Transcribe everything in the data word for word. Pictures are left out.

********************

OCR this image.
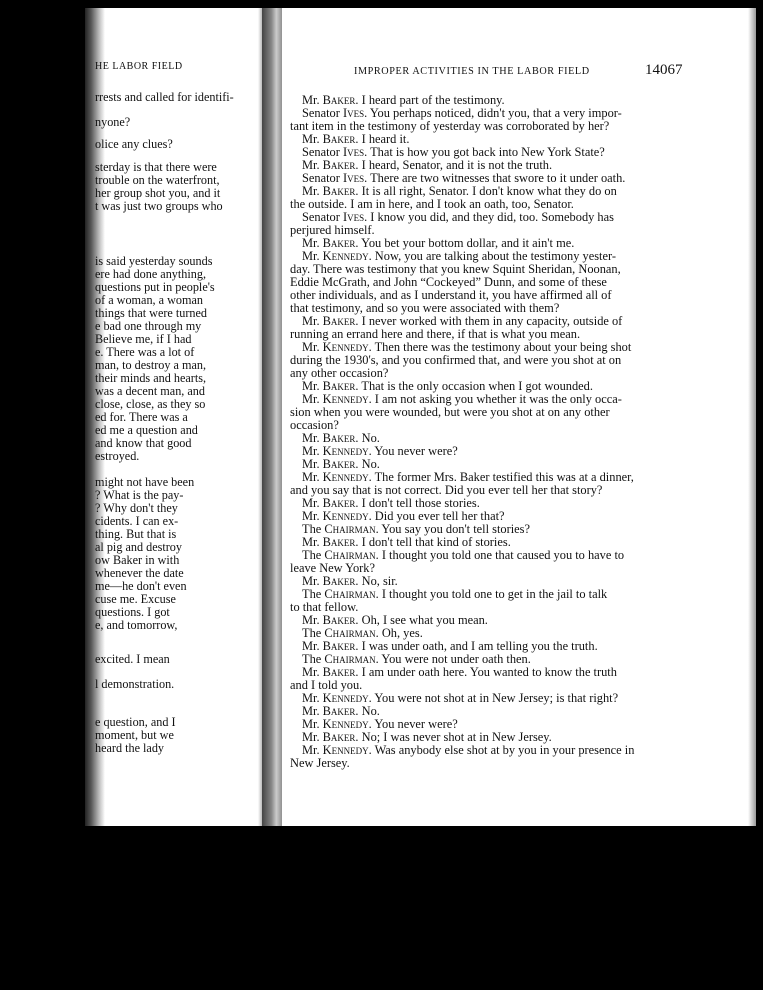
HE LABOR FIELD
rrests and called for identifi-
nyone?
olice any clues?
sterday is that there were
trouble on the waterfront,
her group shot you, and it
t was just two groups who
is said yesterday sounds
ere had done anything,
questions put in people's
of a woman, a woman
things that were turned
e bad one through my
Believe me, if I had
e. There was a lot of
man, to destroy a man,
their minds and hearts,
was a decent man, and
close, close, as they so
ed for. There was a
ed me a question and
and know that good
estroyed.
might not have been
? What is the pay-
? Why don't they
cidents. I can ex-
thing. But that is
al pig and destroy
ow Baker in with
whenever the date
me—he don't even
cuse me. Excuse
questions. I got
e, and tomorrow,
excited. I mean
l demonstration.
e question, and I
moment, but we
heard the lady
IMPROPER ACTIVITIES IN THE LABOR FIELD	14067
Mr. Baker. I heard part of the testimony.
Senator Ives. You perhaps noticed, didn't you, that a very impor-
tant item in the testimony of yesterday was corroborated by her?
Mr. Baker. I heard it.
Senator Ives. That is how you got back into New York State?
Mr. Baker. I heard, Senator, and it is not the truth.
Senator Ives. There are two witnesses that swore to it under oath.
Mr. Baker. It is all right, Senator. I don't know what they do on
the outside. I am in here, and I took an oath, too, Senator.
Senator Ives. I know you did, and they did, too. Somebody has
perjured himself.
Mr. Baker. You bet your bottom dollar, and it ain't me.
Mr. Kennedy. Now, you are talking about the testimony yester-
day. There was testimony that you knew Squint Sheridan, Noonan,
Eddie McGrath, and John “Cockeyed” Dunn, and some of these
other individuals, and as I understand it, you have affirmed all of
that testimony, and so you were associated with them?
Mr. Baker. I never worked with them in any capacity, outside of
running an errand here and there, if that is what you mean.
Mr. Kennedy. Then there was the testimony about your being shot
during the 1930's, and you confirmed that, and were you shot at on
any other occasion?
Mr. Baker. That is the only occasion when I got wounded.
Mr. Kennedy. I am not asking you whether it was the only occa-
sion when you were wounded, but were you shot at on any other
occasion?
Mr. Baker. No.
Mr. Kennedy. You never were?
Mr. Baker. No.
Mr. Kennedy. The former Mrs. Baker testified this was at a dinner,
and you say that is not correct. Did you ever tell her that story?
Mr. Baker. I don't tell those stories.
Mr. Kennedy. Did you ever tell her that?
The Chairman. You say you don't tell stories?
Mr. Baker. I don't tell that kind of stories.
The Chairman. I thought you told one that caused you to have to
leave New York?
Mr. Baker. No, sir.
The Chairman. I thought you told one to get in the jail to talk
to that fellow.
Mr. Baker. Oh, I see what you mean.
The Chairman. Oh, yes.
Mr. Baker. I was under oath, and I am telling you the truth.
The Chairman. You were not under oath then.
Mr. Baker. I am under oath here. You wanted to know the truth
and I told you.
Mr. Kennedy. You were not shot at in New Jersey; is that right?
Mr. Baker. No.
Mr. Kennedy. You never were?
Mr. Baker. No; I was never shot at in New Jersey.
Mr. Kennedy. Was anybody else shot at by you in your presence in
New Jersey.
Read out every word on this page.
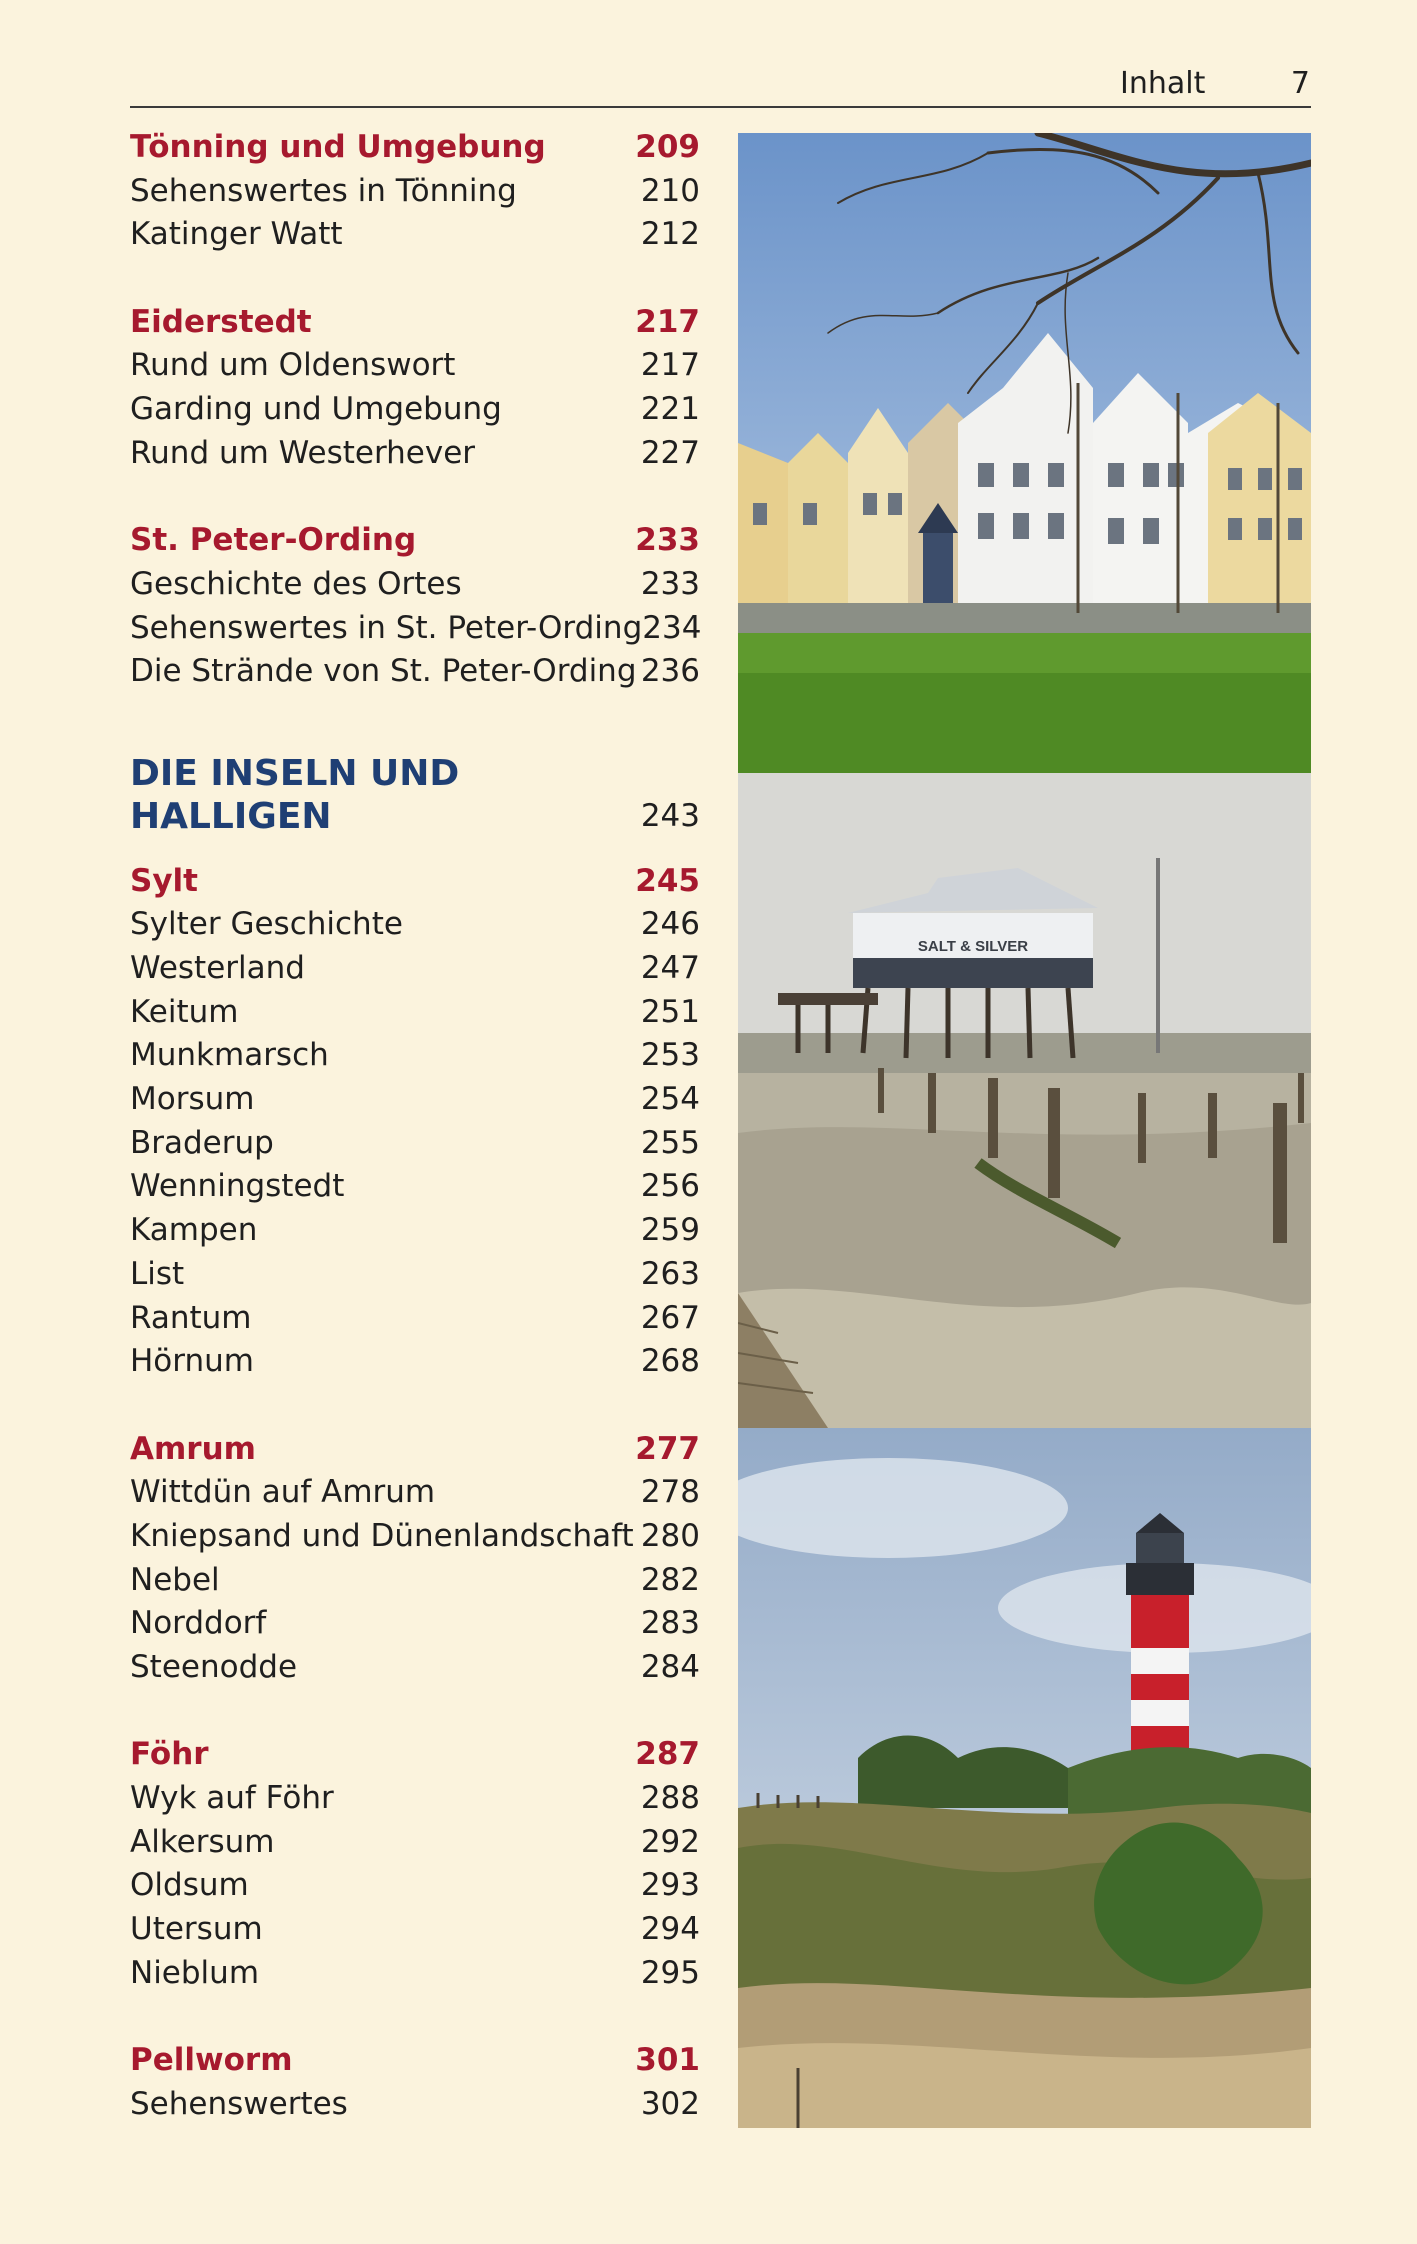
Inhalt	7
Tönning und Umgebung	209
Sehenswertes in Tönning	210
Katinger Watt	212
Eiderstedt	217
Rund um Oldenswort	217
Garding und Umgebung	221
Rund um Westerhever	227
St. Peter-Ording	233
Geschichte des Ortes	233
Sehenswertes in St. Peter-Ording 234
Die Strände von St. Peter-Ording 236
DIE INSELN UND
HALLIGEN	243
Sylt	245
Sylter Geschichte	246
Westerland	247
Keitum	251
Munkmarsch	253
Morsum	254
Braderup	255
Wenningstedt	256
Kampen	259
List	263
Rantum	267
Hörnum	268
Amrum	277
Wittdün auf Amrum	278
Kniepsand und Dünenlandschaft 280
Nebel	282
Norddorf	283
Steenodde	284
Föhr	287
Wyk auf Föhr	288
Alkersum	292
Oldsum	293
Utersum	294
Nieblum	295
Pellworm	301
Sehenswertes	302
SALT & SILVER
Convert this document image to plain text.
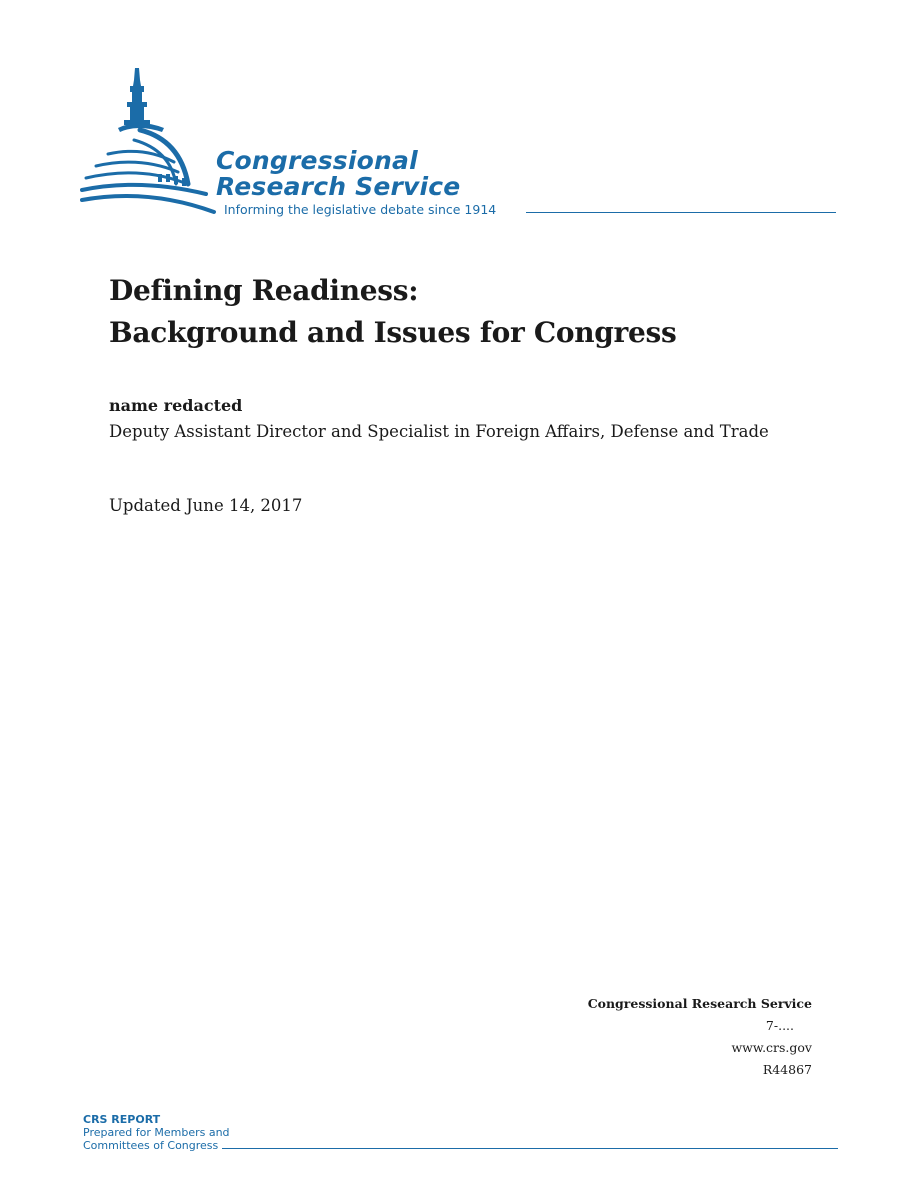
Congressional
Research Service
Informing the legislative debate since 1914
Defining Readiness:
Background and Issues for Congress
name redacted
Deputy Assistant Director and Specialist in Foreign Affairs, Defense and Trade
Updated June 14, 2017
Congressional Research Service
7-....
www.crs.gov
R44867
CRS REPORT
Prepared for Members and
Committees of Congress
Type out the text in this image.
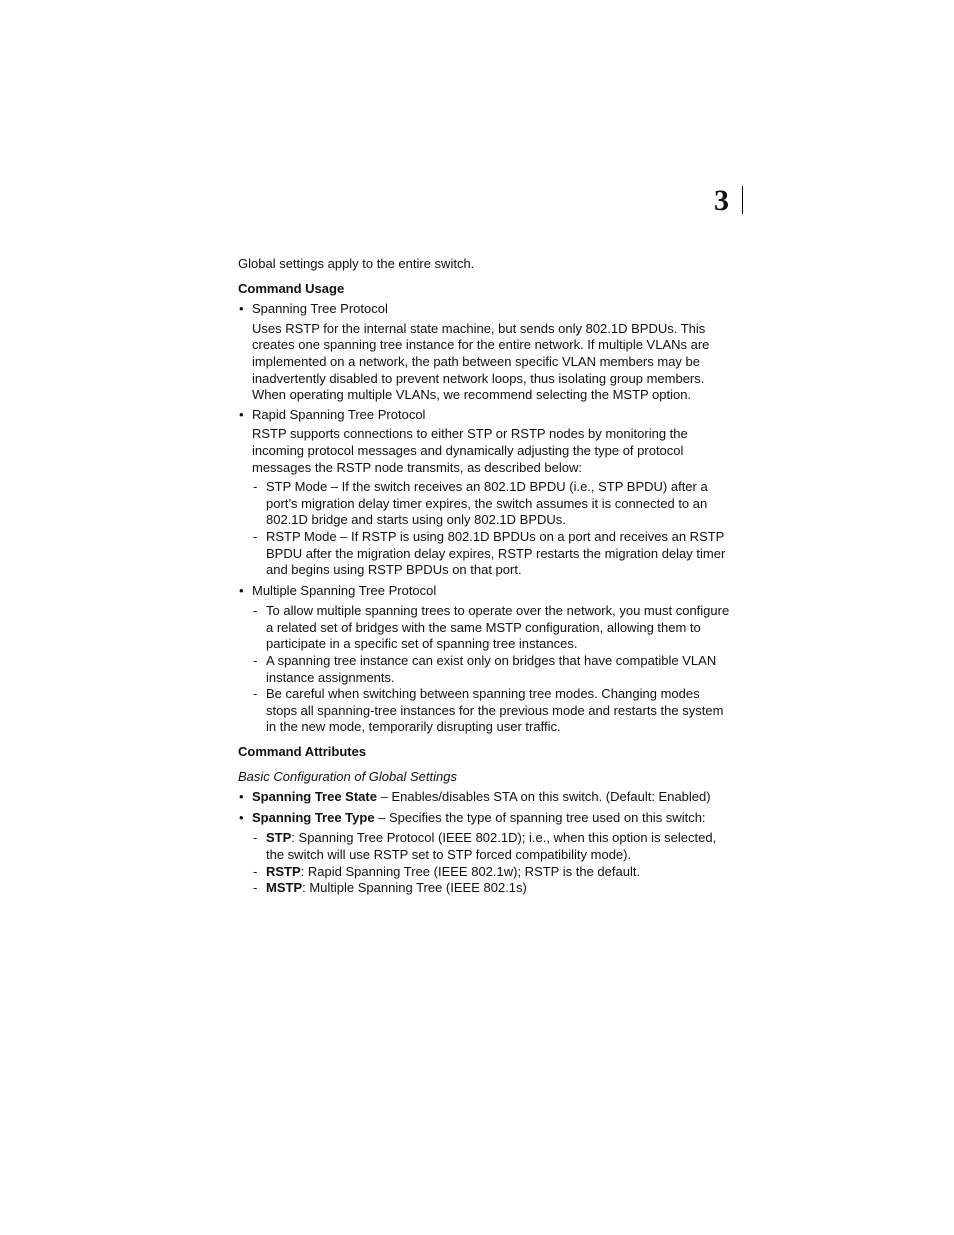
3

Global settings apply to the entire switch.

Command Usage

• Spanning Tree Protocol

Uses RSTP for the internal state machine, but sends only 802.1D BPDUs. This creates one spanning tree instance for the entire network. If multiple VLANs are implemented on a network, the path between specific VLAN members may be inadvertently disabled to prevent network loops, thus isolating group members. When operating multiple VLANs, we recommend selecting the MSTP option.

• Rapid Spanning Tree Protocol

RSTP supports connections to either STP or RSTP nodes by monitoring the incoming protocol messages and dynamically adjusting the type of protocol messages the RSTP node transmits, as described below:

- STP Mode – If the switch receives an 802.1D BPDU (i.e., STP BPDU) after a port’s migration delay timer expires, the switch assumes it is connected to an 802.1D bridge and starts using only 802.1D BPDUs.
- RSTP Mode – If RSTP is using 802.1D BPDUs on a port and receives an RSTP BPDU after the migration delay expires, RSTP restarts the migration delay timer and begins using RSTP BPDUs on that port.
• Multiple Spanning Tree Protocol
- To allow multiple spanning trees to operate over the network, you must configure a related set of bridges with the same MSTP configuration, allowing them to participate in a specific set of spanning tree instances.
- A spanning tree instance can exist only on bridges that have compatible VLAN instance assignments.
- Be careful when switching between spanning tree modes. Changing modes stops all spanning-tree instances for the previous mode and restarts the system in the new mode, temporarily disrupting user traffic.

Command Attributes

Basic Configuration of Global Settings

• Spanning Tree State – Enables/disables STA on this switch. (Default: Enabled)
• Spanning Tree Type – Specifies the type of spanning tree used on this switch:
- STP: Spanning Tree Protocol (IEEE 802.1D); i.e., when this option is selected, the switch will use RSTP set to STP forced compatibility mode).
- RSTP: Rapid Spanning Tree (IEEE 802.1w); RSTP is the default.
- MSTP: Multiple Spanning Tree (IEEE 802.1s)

********************

- Answer to this exercise:
OCR this image.
HE LABOR FIELD
rrests and called for identifi-
nyone?
olice any clues?
sterday is that there were
trouble on the waterfront,
her group shot you, and it
t was just two groups who
is said yesterday sounds
ere had done anything,
questions put in people's
of a woman, a woman
things that were turned
e bad one through my
Believe me, if I had
e. There was a lot of
man, to destroy a man,
their minds and hearts,
was a decent man, and
close, close, as they so
ed for. There was a
ed me a question and
and know that good
estroyed.
might not have been
? What is the pay-
? Why don't they
cidents. I can ex-
thing. But that is
al pig and destroy
ow Baker in with
whenever the date
me—he don't even
cuse me. Excuse
questions. I got
e, and tomorrow,
excited. I mean
l demonstration.
e question, and I
moment, but we
heard the lady
IMPROPER ACTIVITIES IN THE LABOR FIELD	14067
Mr. Baker. I heard part of the testimony.
Senator Ives. You perhaps noticed, didn't you, that a very impor-
tant item in the testimony of yesterday was corroborated by her?
Mr. Baker. I heard it.
Senator Ives. That is how you got back into New York State?
Mr. Baker. I heard, Senator, and it is not the truth.
Senator Ives. There are two witnesses that swore to it under oath.
Mr. Baker. It is all right, Senator. I don't know what they do on
the outside. I am in here, and I took an oath, too, Senator.
Senator Ives. I know you did, and they did, too. Somebody has
perjured himself.
Mr. Baker. You bet your bottom dollar, and it ain't me.
Mr. Kennedy. Now, you are talking about the testimony yester-
day. There was testimony that you knew Squint Sheridan, Noonan,
Eddie McGrath, and John “Cockeyed” Dunn, and some of these
other individuals, and as I understand it, you have affirmed all of
that testimony, and so you were associated with them?
Mr. Baker. I never worked with them in any capacity, outside of
running an errand here and there, if that is what you mean.
Mr. Kennedy. Then there was the testimony about your being shot
during the 1930's, and you confirmed that, and were you shot at on
any other occasion?
Mr. Baker. That is the only occasion when I got wounded.
Mr. Kennedy. I am not asking you whether it was the only occa-
sion when you were wounded, but were you shot at on any other
occasion?
Mr. Baker. No.
Mr. Kennedy. You never were?
Mr. Baker. No.
Mr. Kennedy. The former Mrs. Baker testified this was at a dinner,
and you say that is not correct. Did you ever tell her that story?
Mr. Baker. I don't tell those stories.
Mr. Kennedy. Did you ever tell her that?
The Chairman. You say you don't tell stories?
Mr. Baker. I don't tell that kind of stories.
The Chairman. I thought you told one that caused you to have to
leave New York?
Mr. Baker. No, sir.
The Chairman. I thought you told one to get in the jail to talk
to that fellow.
Mr. Baker. Oh, I see what you mean.
The Chairman. Oh, yes.
Mr. Baker. I was under oath, and I am telling you the truth.
The Chairman. You were not under oath then.
Mr. Baker. I am under oath here. You wanted to know the truth
and I told you.
Mr. Kennedy. You were not shot at in New Jersey; is that right?
Mr. Baker. No.
Mr. Kennedy. You never were?
Mr. Baker. No; I was never shot at in New Jersey.
Mr. Kennedy. Was anybody else shot at by you in your presence in
New Jersey.
Read out every word on this page.
Inhalt	7
Tönning und Umgebung	209
Sehenswertes in Tönning	210
Katinger Watt	212
Eiderstedt	217
Rund um Oldenswort	217
Garding und Umgebung	221
Rund um Westerhever	227
St. Peter-Ording	233
Geschichte des Ortes	233
Sehenswertes in St. Peter-Ording 234
Die Strände von St. Peter-Ording 236
DIE INSELN UND
HALLIGEN	243
Sylt	245
Sylter Geschichte	246
Westerland	247
Keitum	251
Munkmarsch	253
Morsum	254
Braderup	255
Wenningstedt	256
Kampen	259
List	263
Rantum	267
Hörnum	268
Amrum	277
Wittdün auf Amrum	278
Kniepsand und Dünenlandschaft 280
Nebel	282
Norddorf	283
Steenodde	284
Föhr	287
Wyk auf Föhr	288
Alkersum	292
Oldsum	293
Utersum	294
Nieblum	295
Pellworm	301
Sehenswertes	302
SALT & SILVER
Convert this document image to plain text.
Congressional
Research Service
Informing the legislative debate since 1914
Defining Readiness:
Background and Issues for Congress
name redacted
Deputy Assistant Director and Specialist in Foreign Affairs, Defense and Trade
Updated June 14, 2017
Congressional Research Service
7-....
www.crs.gov
R44867
CRS REPORT
Prepared for Members and
Committees of Congress
Type out the text in this image.
3

Global settings apply to the entire switch.

Command Usage

• Spanning Tree Protocol

Uses RSTP for the internal state machine, but sends only 802.1D BPDUs. This creates one spanning tree instance for the entire network. If multiple VLANs are implemented on a network, the path between specific VLAN members may be inadvertently disabled to prevent network loops, thus isolating group members. When operating multiple VLANs, we recommend selecting the MSTP option.

• Rapid Spanning Tree Protocol

RSTP supports connections to either STP or RSTP nodes by monitoring the incoming protocol messages and dynamically adjusting the type of protocol messages the RSTP node transmits, as described below:

- STP Mode – If the switch receives an 802.1D BPDU (i.e., STP BPDU) after a port’s migration delay timer expires, the switch assumes it is connected to an 802.1D bridge and starts using only 802.1D BPDUs.
- RSTP Mode – If RSTP is using 802.1D BPDUs on a port and receives an RSTP BPDU after the migration delay expires, RSTP restarts the migration delay timer and begins using RSTP BPDUs on that port.
• Multiple Spanning Tree Protocol
- To allow multiple spanning trees to operate over the network, you must configure a related set of bridges with the same MSTP configuration, allowing them to participate in a specific set of spanning tree instances.
- A spanning tree instance can exist only on bridges that have compatible VLAN instance assignments.
- Be careful when switching between spanning tree modes. Changing modes stops all spanning-tree instances for the previous mode and restarts the system in the new mode, temporarily disrupting user traffic.

Command Attributes

Basic Configuration of Global Settings

• Spanning Tree State – Enables/disables STA on this switch. (Default: Enabled)
• Spanning Tree Type – Specifies the type of spanning tree used on this switch:
- STP: Spanning Tree Protocol (IEEE 802.1D); i.e., when this option is selected, the switch will use RSTP set to STP forced compatibility mode).
- RSTP: Rapid Spanning Tree (IEEE 802.1w); RSTP is the default.
- MSTP: Multiple Spanning Tree (IEEE 802.1s)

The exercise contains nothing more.